= EXERCISE AIM =
Retype each entry below exactly as it stands.

Data records
^^^^^^^^
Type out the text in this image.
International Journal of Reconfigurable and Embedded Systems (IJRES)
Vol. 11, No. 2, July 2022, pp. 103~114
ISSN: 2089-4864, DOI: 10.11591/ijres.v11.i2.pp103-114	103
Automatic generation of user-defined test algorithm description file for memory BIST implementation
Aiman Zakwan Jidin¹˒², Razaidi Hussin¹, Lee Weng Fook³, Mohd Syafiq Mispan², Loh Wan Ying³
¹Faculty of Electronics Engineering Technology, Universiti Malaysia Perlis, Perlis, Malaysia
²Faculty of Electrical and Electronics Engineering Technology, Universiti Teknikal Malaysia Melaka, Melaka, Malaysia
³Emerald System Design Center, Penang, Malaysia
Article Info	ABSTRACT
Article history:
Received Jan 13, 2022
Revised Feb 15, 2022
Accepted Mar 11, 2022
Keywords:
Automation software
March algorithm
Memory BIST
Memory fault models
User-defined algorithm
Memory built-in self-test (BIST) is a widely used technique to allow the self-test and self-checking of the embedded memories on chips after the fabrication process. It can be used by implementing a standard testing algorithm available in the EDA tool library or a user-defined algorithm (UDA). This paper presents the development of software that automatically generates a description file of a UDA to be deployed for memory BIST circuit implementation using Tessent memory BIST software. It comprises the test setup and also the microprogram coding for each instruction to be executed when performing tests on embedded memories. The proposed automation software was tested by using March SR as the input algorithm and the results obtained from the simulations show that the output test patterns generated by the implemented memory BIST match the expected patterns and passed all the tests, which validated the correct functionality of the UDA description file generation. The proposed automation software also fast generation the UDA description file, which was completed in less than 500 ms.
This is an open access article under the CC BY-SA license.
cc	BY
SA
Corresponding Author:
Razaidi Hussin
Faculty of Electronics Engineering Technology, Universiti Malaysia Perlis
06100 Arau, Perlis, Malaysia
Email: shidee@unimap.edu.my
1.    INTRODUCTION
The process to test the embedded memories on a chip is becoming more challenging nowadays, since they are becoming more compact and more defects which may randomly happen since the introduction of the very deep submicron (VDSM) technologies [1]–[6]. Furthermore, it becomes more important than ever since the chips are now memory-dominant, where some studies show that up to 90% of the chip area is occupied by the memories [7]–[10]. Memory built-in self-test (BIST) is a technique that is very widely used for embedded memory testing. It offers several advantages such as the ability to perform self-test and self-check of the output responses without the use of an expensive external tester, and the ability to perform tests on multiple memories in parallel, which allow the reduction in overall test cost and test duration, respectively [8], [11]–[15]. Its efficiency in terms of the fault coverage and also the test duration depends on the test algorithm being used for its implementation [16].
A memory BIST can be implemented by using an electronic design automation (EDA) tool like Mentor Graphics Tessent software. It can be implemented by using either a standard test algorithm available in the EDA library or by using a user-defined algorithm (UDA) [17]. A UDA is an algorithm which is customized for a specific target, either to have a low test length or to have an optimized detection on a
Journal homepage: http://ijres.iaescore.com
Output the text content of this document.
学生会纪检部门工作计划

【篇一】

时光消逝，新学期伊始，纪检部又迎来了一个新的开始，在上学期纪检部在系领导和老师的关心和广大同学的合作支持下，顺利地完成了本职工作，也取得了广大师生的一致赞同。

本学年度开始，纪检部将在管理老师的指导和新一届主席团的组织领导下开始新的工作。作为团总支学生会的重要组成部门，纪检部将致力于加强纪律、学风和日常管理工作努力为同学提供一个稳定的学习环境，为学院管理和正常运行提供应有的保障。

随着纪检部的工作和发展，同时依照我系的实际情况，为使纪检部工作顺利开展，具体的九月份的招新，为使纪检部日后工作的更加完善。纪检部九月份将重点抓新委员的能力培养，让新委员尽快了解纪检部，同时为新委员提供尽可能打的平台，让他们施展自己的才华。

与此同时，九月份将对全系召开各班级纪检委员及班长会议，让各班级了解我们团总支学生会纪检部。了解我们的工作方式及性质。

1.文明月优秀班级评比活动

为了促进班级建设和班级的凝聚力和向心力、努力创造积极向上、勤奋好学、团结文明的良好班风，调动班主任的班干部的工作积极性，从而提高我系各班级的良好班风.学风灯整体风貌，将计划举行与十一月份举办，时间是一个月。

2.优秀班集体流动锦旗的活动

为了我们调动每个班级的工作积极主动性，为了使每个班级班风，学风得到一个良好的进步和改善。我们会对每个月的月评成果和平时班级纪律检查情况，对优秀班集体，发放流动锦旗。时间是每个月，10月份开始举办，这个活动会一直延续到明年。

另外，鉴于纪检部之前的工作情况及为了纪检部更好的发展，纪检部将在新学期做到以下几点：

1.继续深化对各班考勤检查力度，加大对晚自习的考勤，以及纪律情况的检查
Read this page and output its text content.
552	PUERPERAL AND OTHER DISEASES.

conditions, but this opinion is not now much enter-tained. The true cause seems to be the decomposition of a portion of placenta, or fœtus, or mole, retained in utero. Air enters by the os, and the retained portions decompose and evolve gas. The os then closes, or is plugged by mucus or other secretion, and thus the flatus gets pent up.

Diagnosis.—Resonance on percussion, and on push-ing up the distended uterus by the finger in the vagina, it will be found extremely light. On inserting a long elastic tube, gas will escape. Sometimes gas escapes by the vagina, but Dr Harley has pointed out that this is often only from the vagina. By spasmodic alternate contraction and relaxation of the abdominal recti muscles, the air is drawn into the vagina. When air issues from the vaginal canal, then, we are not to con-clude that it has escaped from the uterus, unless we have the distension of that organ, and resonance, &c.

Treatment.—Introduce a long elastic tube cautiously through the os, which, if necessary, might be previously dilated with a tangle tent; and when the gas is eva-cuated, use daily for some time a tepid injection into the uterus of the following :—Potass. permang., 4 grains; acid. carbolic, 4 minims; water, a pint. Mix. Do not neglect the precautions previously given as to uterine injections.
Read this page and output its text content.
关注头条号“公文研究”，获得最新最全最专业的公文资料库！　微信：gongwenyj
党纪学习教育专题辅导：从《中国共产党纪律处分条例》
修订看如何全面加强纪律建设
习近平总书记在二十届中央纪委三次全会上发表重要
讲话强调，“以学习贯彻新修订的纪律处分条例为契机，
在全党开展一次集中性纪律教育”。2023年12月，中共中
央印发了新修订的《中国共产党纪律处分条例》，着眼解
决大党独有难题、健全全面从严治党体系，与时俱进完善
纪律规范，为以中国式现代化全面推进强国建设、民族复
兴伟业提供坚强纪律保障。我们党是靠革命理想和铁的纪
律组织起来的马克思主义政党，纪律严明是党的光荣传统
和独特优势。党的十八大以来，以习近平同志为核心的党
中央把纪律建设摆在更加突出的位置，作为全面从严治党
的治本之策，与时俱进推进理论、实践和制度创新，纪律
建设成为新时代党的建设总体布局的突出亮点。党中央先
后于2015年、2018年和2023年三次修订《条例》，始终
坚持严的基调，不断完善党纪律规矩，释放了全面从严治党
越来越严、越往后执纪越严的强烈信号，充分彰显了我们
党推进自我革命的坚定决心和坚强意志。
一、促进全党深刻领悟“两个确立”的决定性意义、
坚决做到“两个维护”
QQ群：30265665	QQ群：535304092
^^^^^^^^
= WRITTEN RESPONSE =
Type out the text in this image.
International Journal of Reconfigurable and Embedded Systems (IJRES)
Vol. 11, No. 2, July 2022, pp. 103~114
ISSN: 2089-4864, DOI: 10.11591/ijres.v11.i2.pp103-114	103
Automatic generation of user-defined test algorithm description file for memory BIST implementation
Aiman Zakwan Jidin¹˒², Razaidi Hussin¹, Lee Weng Fook³, Mohd Syafiq Mispan², Loh Wan Ying³
¹Faculty of Electronics Engineering Technology, Universiti Malaysia Perlis, Perlis, Malaysia
²Faculty of Electrical and Electronics Engineering Technology, Universiti Teknikal Malaysia Melaka, Melaka, Malaysia
³Emerald System Design Center, Penang, Malaysia
Article Info	ABSTRACT
Article history:
Received Jan 13, 2022
Revised Feb 15, 2022
Accepted Mar 11, 2022
Keywords:
Automation software
March algorithm
Memory BIST
Memory fault models
User-defined algorithm
Memory built-in self-test (BIST) is a widely used technique to allow the self-test and self-checking of the embedded memories on chips after the fabrication process. It can be used by implementing a standard testing algorithm available in the EDA tool library or a user-defined algorithm (UDA). This paper presents the development of software that automatically generates a description file of a UDA to be deployed for memory BIST circuit implementation using Tessent memory BIST software. It comprises the test setup and also the microprogram coding for each instruction to be executed when performing tests on embedded memories. The proposed automation software was tested by using March SR as the input algorithm and the results obtained from the simulations show that the output test patterns generated by the implemented memory BIST match the expected patterns and passed all the tests, which validated the correct functionality of the UDA description file generation. The proposed automation software also fast generation the UDA description file, which was completed in less than 500 ms.
This is an open access article under the CC BY-SA license.
cc	BY
SA
Corresponding Author:
Razaidi Hussin
Faculty of Electronics Engineering Technology, Universiti Malaysia Perlis
06100 Arau, Perlis, Malaysia
Email: shidee@unimap.edu.my
1.    INTRODUCTION
The process to test the embedded memories on a chip is becoming more challenging nowadays, since they are becoming more compact and more defects which may randomly happen since the introduction of the very deep submicron (VDSM) technologies [1]–[6]. Furthermore, it becomes more important than ever since the chips are now memory-dominant, where some studies show that up to 90% of the chip area is occupied by the memories [7]–[10]. Memory built-in self-test (BIST) is a technique that is very widely used for embedded memory testing. It offers several advantages such as the ability to perform self-test and self-check of the output responses without the use of an expensive external tester, and the ability to perform tests on multiple memories in parallel, which allow the reduction in overall test cost and test duration, respectively [8], [11]–[15]. Its efficiency in terms of the fault coverage and also the test duration depends on the test algorithm being used for its implementation [16].
A memory BIST can be implemented by using an electronic design automation (EDA) tool like Mentor Graphics Tessent software. It can be implemented by using either a standard test algorithm available in the EDA library or by using a user-defined algorithm (UDA) [17]. A UDA is an algorithm which is customized for a specific target, either to have a low test length or to have an optimized detection on a
Journal homepage: http://ijres.iaescore.com
Output the text content of this document.
学生会纪检部门工作计划

【篇一】

时光消逝，新学期伊始，纪检部又迎来了一个新的开始，在上学期纪检部在系领导和老师的关心和广大同学的合作支持下，顺利地完成了本职工作，也取得了广大师生的一致赞同。

本学年度开始，纪检部将在管理老师的指导和新一届主席团的组织领导下开始新的工作。作为团总支学生会的重要组成部门，纪检部将致力于加强纪律、学风和日常管理工作努力为同学提供一个稳定的学习环境，为学院管理和正常运行提供应有的保障。

随着纪检部的工作和发展，同时依照我系的实际情况，为使纪检部工作顺利开展，具体的九月份的招新，为使纪检部日后工作的更加完善。纪检部九月份将重点抓新委员的能力培养，让新委员尽快了解纪检部，同时为新委员提供尽可能打的平台，让他们施展自己的才华。

与此同时，九月份将对全系召开各班级纪检委员及班长会议，让各班级了解我们团总支学生会纪检部。了解我们的工作方式及性质。

1.文明月优秀班级评比活动

为了促进班级建设和班级的凝聚力和向心力、努力创造积极向上、勤奋好学、团结文明的良好班风，调动班主任的班干部的工作积极性，从而提高我系各班级的良好班风.学风灯整体风貌，将计划举行与十一月份举办，时间是一个月。

2.优秀班集体流动锦旗的活动

为了我们调动每个班级的工作积极主动性，为了使每个班级班风，学风得到一个良好的进步和改善。我们会对每个月的月评成果和平时班级纪律检查情况，对优秀班集体，发放流动锦旗。时间是每个月，10月份开始举办，这个活动会一直延续到明年。

另外，鉴于纪检部之前的工作情况及为了纪检部更好的发展，纪检部将在新学期做到以下几点：

1.继续深化对各班考勤检查力度，加大对晚自习的考勤，以及纪律情况的检查
Read this page and output its text content.
552	PUERPERAL AND OTHER DISEASES.

conditions, but this opinion is not now much enter-tained. The true cause seems to be the decomposition of a portion of placenta, or fœtus, or mole, retained in utero. Air enters by the os, and the retained portions decompose and evolve gas. The os then closes, or is plugged by mucus or other secretion, and thus the flatus gets pent up.

Diagnosis.—Resonance on percussion, and on push-ing up the distended uterus by the finger in the vagina, it will be found extremely light. On inserting a long elastic tube, gas will escape. Sometimes gas escapes by the vagina, but Dr Harley has pointed out that this is often only from the vagina. By spasmodic alternate contraction and relaxation of the abdominal recti muscles, the air is drawn into the vagina. When air issues from the vaginal canal, then, we are not to con-clude that it has escaped from the uterus, unless we have the distension of that organ, and resonance, &c.

Treatment.—Introduce a long elastic tube cautiously through the os, which, if necessary, might be previously dilated with a tangle tent; and when the gas is eva-cuated, use daily for some time a tepid injection into the uterus of the following :—Potass. permang., 4 grains; acid. carbolic, 4 minims; water, a pint. Mix. Do not neglect the precautions previously given as to uterine injections.
Read this page and output its text content.
关注头条号“公文研究”，获得最新最全最专业的公文资料库！　微信：gongwenyj
党纪学习教育专题辅导：从《中国共产党纪律处分条例》
修订看如何全面加强纪律建设
习近平总书记在二十届中央纪委三次全会上发表重要
讲话强调，“以学习贯彻新修订的纪律处分条例为契机，
在全党开展一次集中性纪律教育”。2023年12月，中共中
央印发了新修订的《中国共产党纪律处分条例》，着眼解
决大党独有难题、健全全面从严治党体系，与时俱进完善
纪律规范，为以中国式现代化全面推进强国建设、民族复
兴伟业提供坚强纪律保障。我们党是靠革命理想和铁的纪
律组织起来的马克思主义政党，纪律严明是党的光荣传统
和独特优势。党的十八大以来，以习近平同志为核心的党
中央把纪律建设摆在更加突出的位置，作为全面从严治党
的治本之策，与时俱进推进理论、实践和制度创新，纪律
建设成为新时代党的建设总体布局的突出亮点。党中央先
后于2015年、2018年和2023年三次修订《条例》，始终
坚持严的基调，不断完善党纪律规矩，释放了全面从严治党
越来越严、越往后执纪越严的强烈信号，充分彰显了我们
党推进自我革命的坚定决心和坚强意志。
一、促进全党深刻领悟“两个确立”的决定性意义、
坚决做到“两个维护”
QQ群：30265665	QQ群：535304092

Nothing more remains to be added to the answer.